Task requirements — Write out exactly the lines below that run from the line containing "What's the underlying" through the last line of the records.
--
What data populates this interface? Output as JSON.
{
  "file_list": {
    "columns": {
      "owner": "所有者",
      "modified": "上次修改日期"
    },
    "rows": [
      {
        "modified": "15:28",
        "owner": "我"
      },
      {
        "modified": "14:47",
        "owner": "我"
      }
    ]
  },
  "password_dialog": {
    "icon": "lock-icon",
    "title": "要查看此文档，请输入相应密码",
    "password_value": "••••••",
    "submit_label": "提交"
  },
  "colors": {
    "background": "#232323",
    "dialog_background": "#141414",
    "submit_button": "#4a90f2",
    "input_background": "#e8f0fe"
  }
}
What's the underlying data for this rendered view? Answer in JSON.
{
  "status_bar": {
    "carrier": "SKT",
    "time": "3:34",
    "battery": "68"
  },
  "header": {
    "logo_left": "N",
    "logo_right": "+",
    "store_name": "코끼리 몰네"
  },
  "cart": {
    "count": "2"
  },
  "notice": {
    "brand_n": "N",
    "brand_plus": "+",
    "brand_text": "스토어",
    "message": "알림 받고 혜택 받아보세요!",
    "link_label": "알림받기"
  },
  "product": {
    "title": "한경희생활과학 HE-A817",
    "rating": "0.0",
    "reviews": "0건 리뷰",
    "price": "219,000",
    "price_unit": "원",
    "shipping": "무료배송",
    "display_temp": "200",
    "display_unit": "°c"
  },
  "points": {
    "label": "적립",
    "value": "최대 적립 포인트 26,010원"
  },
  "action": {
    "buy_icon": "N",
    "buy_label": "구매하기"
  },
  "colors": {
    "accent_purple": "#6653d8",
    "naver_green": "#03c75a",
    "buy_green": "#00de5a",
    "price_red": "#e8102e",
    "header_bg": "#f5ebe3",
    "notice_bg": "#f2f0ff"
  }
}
--
Answer to the problem —
What's the underlying data for this rendered view? Answer in JSON.
{
  "status_bar": {
    "carrier": "SKT",
    "time": "3:34",
    "battery": "68"
  },
  "header": {
    "logo_left": "N",
    "logo_right": "+",
    "store_name": "코끼리 몰네"
  },
  "cart": {
    "count": "2"
  },
  "notice": {
    "brand_n": "N",
    "brand_plus": "+",
    "brand_text": "스토어",
    "message": "알림 받고 혜택 받아보세요!",
    "link_label": "알림받기"
  },
  "product": {
    "title": "한경희생활과학 HE-A817",
    "rating": "0.0",
    "reviews": "0건 리뷰",
    "price": "219,000",
    "price_unit": "원",
    "shipping": "무료배송",
    "display_temp": "200",
    "display_unit": "°c"
  },
  "points": {
    "label": "적립",
    "value": "최대 적립 포인트 26,010원"
  },
  "action": {
    "buy_icon": "N",
    "buy_label": "구매하기"
  },
  "colors": {
    "accent_purple": "#6653d8",
    "naver_green": "#03c75a",
    "buy_green": "#00de5a",
    "price_red": "#e8102e",
    "header_bg": "#f5ebe3",
    "notice_bg": "#f2f0ff"
  }
}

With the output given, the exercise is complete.